In case you missed it, in Jupyter lab you can launch terminals! This is important for a development framework to have because it enables you to run any program that is on your computer. I find this particularly useful when I am running Jupyter Lab on a remote computer and I want to use git.
Jupyter Lab also has a built-in light and dark theme you can use.
Since the instructions will probably change, I’m just going to link to the the website where you can install Jupyter lab from:
https://jupyter.org/install.html
The installation is essentially just a pip install command.
pip install jupyterlab
Running Jupyter lab is also a single command:
jupyter lab
Imagine that you are running an old computer and you simply want your code to run on a remote computer that has a beefier GPU for ML. With Jupyter Lab or Notebook you can do that, but, it takes a little trickery. The easiest solution that I found involves using a reverse SSH proxy.
The first thing that you want to do is set up a password so that you can connect to the Jupyter lab instance using a password rather than using an authentication key that gets hidden in the terminal.
jupyter notebook password
** note ** the password that you set is configured in the same config used by both Jupyter lab and Jupyter notebook.
The next thing you should do is run the Jupyter lab instance on the port that you want it to listen to.
jupyter lab --no-browser --port=6000
The “–no-browser” will prevent Jupyter from opening in your default web browser.
The next step is to do a local SSH port forward on your machine so you can access the Jupyter instance on the remote server. The benefit of doing this is that you can get behind firewalls and that all your traffic is encrypted.
The image above comes from my presentation on “Everything SSH”. The essence of the command bellow is that you will forward all connections on your machines to port 6000 to a remote server’s connection to localhost:6000.
ssh -L 6000:localhost:6000 user@some-remote-host.rit.edu
After you run that command you can access the Jupyter lab instance by opening your favorite web client and going to localhost:6000. Typing that command every time is tedious so I recommend that you alias it in your shells config file.
alias jj="ssh -L 6000:localhost:6000 user@some-remote-host.rit.edu"
Now all you have to type in your command prompt is “jj” to connect to your remote Jupyter server. Neat.
But, what if your roommate trips and your server gets restarted? Well, you can write a systemd script to automatically start your Jupyter server when the computer boots. This is what my system d script looks like.
# location /lib/systemd/system
#
# After file creation run: systemctl daemon-reload
# enable service on start up: systemctl enable jupyter-lab
# start the service: systemctl start jupyter-lab
[Unit]
Description=Script to start jupyter lab
Documentation=https://jrtechs.net
After=network.target
[Service]
Type=simple
User=jeff
WorkingDirectory=/home/jeff/Documents/school/csci-431/
ExecStart=/usr/local/bin/jupyter lab --no-browser --port=6969
Restart=on-failure
[Install]
WantedBy=multi-user.target
You want to set the working directory to be the location where your Jupyter notebooks are stored. You also want to make sure that you specify the absolute path to the Jupyter binary in the execstart parameter. You can find that using the which command:
which jupyter
If you do any data science or educational python I would strongly recommend that you check out the Jupyter project. If you want multiple users to connect to the same Jupyter server, they have a project called Jupyter Hub that would manage all that.

### DATA LISTING
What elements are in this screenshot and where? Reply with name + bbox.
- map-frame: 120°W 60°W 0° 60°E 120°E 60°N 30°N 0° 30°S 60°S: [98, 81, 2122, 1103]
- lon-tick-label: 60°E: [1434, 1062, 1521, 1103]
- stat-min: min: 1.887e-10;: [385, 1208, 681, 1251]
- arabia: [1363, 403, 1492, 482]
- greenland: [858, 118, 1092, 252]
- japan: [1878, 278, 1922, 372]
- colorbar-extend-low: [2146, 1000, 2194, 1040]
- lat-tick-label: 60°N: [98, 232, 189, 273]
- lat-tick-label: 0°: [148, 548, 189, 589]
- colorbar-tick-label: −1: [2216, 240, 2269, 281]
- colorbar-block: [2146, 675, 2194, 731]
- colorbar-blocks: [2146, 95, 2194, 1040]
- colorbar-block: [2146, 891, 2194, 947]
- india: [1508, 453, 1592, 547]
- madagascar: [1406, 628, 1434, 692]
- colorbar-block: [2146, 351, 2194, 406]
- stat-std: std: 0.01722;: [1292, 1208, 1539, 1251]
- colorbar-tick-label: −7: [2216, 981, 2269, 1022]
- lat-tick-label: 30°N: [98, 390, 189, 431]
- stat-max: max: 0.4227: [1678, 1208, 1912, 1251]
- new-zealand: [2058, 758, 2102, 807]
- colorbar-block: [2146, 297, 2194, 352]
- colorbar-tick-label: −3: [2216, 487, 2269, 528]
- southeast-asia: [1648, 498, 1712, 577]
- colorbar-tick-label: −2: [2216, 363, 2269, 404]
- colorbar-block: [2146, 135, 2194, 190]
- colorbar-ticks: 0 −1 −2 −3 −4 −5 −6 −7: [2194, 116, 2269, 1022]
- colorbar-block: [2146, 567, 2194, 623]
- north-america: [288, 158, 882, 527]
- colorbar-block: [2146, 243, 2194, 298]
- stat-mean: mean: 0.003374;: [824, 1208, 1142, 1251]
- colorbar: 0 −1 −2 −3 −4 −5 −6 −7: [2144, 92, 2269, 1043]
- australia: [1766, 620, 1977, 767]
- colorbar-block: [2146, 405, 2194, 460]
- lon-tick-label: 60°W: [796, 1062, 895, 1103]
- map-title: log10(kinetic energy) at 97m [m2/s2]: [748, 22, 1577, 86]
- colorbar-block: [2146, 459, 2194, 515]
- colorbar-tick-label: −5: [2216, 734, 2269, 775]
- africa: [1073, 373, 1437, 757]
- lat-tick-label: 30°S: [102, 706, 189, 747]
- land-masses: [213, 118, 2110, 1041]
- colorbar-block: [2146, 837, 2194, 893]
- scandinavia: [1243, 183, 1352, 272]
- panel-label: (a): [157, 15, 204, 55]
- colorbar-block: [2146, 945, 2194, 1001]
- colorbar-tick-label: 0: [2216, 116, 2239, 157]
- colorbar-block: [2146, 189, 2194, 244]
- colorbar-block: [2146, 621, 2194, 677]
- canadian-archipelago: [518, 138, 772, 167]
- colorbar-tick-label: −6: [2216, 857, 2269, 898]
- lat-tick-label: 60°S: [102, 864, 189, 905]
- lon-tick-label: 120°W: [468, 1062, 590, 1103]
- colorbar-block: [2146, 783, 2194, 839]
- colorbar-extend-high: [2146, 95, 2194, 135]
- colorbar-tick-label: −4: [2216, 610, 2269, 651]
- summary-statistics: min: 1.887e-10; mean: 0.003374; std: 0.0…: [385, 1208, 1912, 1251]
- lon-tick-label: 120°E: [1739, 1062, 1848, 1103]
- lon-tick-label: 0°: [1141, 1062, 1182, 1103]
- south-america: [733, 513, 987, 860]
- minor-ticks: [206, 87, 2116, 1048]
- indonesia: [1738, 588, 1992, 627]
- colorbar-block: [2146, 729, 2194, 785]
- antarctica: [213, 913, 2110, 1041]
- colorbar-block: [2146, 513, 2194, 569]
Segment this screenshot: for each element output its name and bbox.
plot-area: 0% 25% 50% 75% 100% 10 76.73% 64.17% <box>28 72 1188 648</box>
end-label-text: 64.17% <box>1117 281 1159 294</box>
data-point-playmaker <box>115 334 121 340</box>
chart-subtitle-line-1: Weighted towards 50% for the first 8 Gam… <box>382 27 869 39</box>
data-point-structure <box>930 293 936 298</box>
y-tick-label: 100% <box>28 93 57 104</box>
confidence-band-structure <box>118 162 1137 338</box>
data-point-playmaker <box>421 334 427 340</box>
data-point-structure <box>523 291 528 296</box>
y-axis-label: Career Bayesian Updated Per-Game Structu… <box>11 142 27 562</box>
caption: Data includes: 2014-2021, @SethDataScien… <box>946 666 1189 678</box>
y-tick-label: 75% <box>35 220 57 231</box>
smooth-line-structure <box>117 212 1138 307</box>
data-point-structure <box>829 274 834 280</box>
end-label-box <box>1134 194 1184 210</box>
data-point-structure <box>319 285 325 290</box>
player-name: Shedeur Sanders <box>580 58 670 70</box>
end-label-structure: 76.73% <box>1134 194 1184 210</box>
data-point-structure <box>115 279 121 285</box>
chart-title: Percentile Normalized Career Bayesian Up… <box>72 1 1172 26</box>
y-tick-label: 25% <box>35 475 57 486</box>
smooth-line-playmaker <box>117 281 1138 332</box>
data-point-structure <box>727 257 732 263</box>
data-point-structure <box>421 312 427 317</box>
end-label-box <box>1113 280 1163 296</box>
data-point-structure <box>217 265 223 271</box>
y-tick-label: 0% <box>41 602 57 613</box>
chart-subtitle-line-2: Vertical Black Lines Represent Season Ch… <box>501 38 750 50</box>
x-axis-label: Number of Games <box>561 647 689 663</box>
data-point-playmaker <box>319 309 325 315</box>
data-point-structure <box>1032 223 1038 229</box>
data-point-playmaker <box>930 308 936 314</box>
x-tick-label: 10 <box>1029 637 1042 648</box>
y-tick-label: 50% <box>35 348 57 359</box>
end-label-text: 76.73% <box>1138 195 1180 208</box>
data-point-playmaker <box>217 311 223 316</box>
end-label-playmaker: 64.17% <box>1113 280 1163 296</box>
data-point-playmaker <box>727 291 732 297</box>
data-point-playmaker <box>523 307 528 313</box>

### PROMPT
Rewrite the part of the Jupyter Lab text that begins with "But, what if" and ends with "script looks like.", putting "dog" in place of "roommate".

### RESULT OF THE EXERCISE
But, what if your dog trips and your server gets restarted? Well, you can write a systemd script to automatically start your Jupyter server when the computer boots. This is what my system d script looks like.